(Provided records)

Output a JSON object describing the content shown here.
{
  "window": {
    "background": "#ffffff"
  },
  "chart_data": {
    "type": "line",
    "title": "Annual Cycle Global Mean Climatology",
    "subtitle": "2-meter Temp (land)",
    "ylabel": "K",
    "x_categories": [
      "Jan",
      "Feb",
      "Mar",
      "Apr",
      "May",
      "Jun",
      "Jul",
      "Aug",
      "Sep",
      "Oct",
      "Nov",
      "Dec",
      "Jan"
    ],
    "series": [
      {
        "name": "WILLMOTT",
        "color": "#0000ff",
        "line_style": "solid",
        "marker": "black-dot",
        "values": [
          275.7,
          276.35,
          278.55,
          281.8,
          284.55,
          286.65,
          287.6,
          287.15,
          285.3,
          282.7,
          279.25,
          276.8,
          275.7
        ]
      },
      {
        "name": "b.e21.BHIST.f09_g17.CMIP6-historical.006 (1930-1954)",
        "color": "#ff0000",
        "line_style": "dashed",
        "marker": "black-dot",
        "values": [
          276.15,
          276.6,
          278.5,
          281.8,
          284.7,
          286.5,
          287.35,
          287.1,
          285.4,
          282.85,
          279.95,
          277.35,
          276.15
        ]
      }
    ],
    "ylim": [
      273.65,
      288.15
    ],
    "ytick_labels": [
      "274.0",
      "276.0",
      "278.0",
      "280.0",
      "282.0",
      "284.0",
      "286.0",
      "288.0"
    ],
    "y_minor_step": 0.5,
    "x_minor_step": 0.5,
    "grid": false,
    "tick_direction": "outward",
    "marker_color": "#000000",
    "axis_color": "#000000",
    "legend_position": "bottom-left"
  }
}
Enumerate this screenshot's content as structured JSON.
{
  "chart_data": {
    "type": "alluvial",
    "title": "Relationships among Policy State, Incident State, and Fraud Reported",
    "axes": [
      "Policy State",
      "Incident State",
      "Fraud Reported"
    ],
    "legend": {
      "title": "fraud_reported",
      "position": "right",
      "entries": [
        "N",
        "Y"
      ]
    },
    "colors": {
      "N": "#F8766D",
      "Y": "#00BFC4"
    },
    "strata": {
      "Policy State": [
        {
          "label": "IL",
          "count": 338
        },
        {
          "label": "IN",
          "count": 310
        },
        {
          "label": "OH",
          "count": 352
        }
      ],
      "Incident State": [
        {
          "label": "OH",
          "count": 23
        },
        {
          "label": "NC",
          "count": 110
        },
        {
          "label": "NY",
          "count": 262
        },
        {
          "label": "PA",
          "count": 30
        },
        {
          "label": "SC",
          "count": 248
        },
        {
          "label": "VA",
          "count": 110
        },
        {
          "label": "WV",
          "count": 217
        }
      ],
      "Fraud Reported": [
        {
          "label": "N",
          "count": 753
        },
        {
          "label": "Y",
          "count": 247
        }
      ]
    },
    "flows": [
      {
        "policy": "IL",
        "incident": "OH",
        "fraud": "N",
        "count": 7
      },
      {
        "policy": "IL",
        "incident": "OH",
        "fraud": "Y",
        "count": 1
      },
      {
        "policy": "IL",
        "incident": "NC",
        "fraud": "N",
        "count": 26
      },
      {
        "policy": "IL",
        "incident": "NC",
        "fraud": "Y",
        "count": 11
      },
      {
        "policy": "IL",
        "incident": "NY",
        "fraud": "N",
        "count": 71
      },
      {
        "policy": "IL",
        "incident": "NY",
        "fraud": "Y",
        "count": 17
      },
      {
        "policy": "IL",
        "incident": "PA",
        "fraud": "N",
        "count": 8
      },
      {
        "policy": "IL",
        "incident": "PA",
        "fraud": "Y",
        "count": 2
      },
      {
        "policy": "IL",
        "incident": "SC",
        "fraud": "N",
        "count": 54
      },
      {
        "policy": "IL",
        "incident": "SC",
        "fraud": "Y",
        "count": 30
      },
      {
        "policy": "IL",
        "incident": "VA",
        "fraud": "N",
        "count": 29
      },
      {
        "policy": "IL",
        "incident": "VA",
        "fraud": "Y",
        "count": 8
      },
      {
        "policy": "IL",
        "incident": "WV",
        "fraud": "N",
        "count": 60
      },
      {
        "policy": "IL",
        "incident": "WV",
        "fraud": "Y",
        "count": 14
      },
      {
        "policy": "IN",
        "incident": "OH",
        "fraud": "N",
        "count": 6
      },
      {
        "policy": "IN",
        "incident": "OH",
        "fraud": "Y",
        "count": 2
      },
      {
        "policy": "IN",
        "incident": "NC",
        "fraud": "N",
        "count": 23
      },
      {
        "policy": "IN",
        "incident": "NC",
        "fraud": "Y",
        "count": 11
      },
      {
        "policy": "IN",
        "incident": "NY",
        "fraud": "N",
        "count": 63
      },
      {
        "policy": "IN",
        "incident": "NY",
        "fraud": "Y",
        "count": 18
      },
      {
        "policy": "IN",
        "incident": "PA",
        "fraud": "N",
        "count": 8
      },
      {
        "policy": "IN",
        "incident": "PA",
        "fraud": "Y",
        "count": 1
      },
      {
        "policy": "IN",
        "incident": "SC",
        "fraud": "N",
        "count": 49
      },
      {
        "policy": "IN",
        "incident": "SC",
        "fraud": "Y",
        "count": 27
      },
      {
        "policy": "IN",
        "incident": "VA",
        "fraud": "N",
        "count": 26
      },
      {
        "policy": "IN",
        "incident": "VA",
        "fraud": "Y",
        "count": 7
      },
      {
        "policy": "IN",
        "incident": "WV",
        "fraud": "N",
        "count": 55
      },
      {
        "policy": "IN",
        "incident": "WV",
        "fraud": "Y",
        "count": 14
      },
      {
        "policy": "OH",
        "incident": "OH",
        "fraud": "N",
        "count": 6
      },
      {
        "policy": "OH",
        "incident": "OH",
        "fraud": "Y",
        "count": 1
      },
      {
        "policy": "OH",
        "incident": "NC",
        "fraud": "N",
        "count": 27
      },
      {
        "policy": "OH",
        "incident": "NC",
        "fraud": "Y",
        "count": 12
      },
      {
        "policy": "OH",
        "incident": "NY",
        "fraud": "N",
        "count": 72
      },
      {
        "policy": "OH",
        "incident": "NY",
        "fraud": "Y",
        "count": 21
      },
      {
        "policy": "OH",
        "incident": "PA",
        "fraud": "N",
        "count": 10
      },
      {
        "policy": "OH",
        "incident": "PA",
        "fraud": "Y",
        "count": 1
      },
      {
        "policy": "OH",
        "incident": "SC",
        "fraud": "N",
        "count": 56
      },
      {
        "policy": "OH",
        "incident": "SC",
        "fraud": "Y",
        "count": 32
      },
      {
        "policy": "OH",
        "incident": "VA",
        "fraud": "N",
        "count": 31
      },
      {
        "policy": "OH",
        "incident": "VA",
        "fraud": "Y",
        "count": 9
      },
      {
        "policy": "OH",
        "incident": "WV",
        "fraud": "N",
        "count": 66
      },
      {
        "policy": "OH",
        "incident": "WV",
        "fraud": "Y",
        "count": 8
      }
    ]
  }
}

(What you need to do)
Reproduce the data in full, exactly as presented.

(Full answer)
Output a JSON object describing the content shown here.
{
  "window": {
    "background": "#ffffff"
  },
  "chart_data": {
    "type": "line",
    "title": "Annual Cycle Global Mean Climatology",
    "subtitle": "2-meter Temp (land)",
    "ylabel": "K",
    "x_categories": [
      "Jan",
      "Feb",
      "Mar",
      "Apr",
      "May",
      "Jun",
      "Jul",
      "Aug",
      "Sep",
      "Oct",
      "Nov",
      "Dec",
      "Jan"
    ],
    "series": [
      {
        "name": "WILLMOTT",
        "color": "#0000ff",
        "line_style": "solid",
        "marker": "black-dot",
        "values": [
          275.7,
          276.35,
          278.55,
          281.8,
          284.55,
          286.65,
          287.6,
          287.15,
          285.3,
          282.7,
          279.25,
          276.8,
          275.7
        ]
      },
      {
        "name": "b.e21.BHIST.f09_g17.CMIP6-historical.006 (1930-1954)",
        "color": "#ff0000",
        "line_style": "dashed",
        "marker": "black-dot",
        "values": [
          276.15,
          276.6,
          278.5,
          281.8,
          284.7,
          286.5,
          287.35,
          287.1,
          285.4,
          282.85,
          279.95,
          277.35,
          276.15
        ]
      }
    ],
    "ylim": [
      273.65,
      288.15
    ],
    "ytick_labels": [
      "274.0",
      "276.0",
      "278.0",
      "280.0",
      "282.0",
      "284.0",
      "286.0",
      "288.0"
    ],
    "y_minor_step": 0.5,
    "x_minor_step": 0.5,
    "grid": false,
    "tick_direction": "outward",
    "marker_color": "#000000",
    "axis_color": "#000000",
    "legend_position": "bottom-left"
  }
}
Enumerate this screenshot's content as structured JSON.
{
  "chart_data": {
    "type": "alluvial",
    "title": "Relationships among Policy State, Incident State, and Fraud Reported",
    "axes": [
      "Policy State",
      "Incident State",
      "Fraud Reported"
    ],
    "legend": {
      "title": "fraud_reported",
      "position": "right",
      "entries": [
        "N",
        "Y"
      ]
    },
    "colors": {
      "N": "#F8766D",
      "Y": "#00BFC4"
    },
    "strata": {
      "Policy State": [
        {
          "label": "IL",
          "count": 338
        },
        {
          "label": "IN",
          "count": 310
        },
        {
          "label": "OH",
          "count": 352
        }
      ],
      "Incident State": [
        {
          "label": "OH",
          "count": 23
        },
        {
          "label": "NC",
          "count": 110
        },
        {
          "label": "NY",
          "count": 262
        },
        {
          "label": "PA",
          "count": 30
        },
        {
          "label": "SC",
          "count": 248
        },
        {
          "label": "VA",
          "count": 110
        },
        {
          "label": "WV",
          "count": 217
        }
      ],
      "Fraud Reported": [
        {
          "label": "N",
          "count": 753
        },
        {
          "label": "Y",
          "count": 247
        }
      ]
    },
    "flows": [
      {
        "policy": "IL",
        "incident": "OH",
        "fraud": "N",
        "count": 7
      },
      {
        "policy": "IL",
        "incident": "OH",
        "fraud": "Y",
        "count": 1
      },
      {
        "policy": "IL",
        "incident": "NC",
        "fraud": "N",
        "count": 26
      },
      {
        "policy": "IL",
        "incident": "NC",
        "fraud": "Y",
        "count": 11
      },
      {
        "policy": "IL",
        "incident": "NY",
        "fraud": "N",
        "count": 71
      },
      {
        "policy": "IL",
        "incident": "NY",
        "fraud": "Y",
        "count": 17
      },
      {
        "policy": "IL",
        "incident": "PA",
        "fraud": "N",
        "count": 8
      },
      {
        "policy": "IL",
        "incident": "PA",
        "fraud": "Y",
        "count": 2
      },
      {
        "policy": "IL",
        "incident": "SC",
        "fraud": "N",
        "count": 54
      },
      {
        "policy": "IL",
        "incident": "SC",
        "fraud": "Y",
        "count": 30
      },
      {
        "policy": "IL",
        "incident": "VA",
        "fraud": "N",
        "count": 29
      },
      {
        "policy": "IL",
        "incident": "VA",
        "fraud": "Y",
        "count": 8
      },
      {
        "policy": "IL",
        "incident": "WV",
        "fraud": "N",
        "count": 60
      },
      {
        "policy": "IL",
        "incident": "WV",
        "fraud": "Y",
        "count": 14
      },
      {
        "policy": "IN",
        "incident": "OH",
        "fraud": "N",
        "count": 6
      },
      {
        "policy": "IN",
        "incident": "OH",
        "fraud": "Y",
        "count": 2
      },
      {
        "policy": "IN",
        "incident": "NC",
        "fraud": "N",
        "count": 23
      },
      {
        "policy": "IN",
        "incident": "NC",
        "fraud": "Y",
        "count": 11
      },
      {
        "policy": "IN",
        "incident": "NY",
        "fraud": "N",
        "count": 63
      },
      {
        "policy": "IN",
        "incident": "NY",
        "fraud": "Y",
        "count": 18
      },
      {
        "policy": "IN",
        "incident": "PA",
        "fraud": "N",
        "count": 8
      },
      {
        "policy": "IN",
        "incident": "PA",
        "fraud": "Y",
        "count": 1
      },
      {
        "policy": "IN",
        "incident": "SC",
        "fraud": "N",
        "count": 49
      },
      {
        "policy": "IN",
        "incident": "SC",
        "fraud": "Y",
        "count": 27
      },
      {
        "policy": "IN",
        "incident": "VA",
        "fraud": "N",
        "count": 26
      },
      {
        "policy": "IN",
        "incident": "VA",
        "fraud": "Y",
        "count": 7
      },
      {
        "policy": "IN",
        "incident": "WV",
        "fraud": "N",
        "count": 55
      },
      {
        "policy": "IN",
        "incident": "WV",
        "fraud": "Y",
        "count": 14
      },
      {
        "policy": "OH",
        "incident": "OH",
        "fraud": "N",
        "count": 6
      },
      {
        "policy": "OH",
        "incident": "OH",
        "fraud": "Y",
        "count": 1
      },
      {
        "policy": "OH",
        "incident": "NC",
        "fraud": "N",
        "count": 27
      },
      {
        "policy": "OH",
        "incident": "NC",
        "fraud": "Y",
        "count": 12
      },
      {
        "policy": "OH",
        "incident": "NY",
        "fraud": "N",
        "count": 72
      },
      {
        "policy": "OH",
        "incident": "NY",
        "fraud": "Y",
        "count": 21
      },
      {
        "policy": "OH",
        "incident": "PA",
        "fraud": "N",
        "count": 10
      },
      {
        "policy": "OH",
        "incident": "PA",
        "fraud": "Y",
        "count": 1
      },
      {
        "policy": "OH",
        "incident": "SC",
        "fraud": "N",
        "count": 56
      },
      {
        "policy": "OH",
        "incident": "SC",
        "fraud": "Y",
        "count": 32
      },
      {
        "policy": "OH",
        "incident": "VA",
        "fraud": "N",
        "count": 31
      },
      {
        "policy": "OH",
        "incident": "VA",
        "fraud": "Y",
        "count": 9
      },
      {
        "policy": "OH",
        "incident": "WV",
        "fraud": "N",
        "count": 66
      },
      {
        "policy": "OH",
        "incident": "WV",
        "fraud": "Y",
        "count": 8
      }
    ]
  }
}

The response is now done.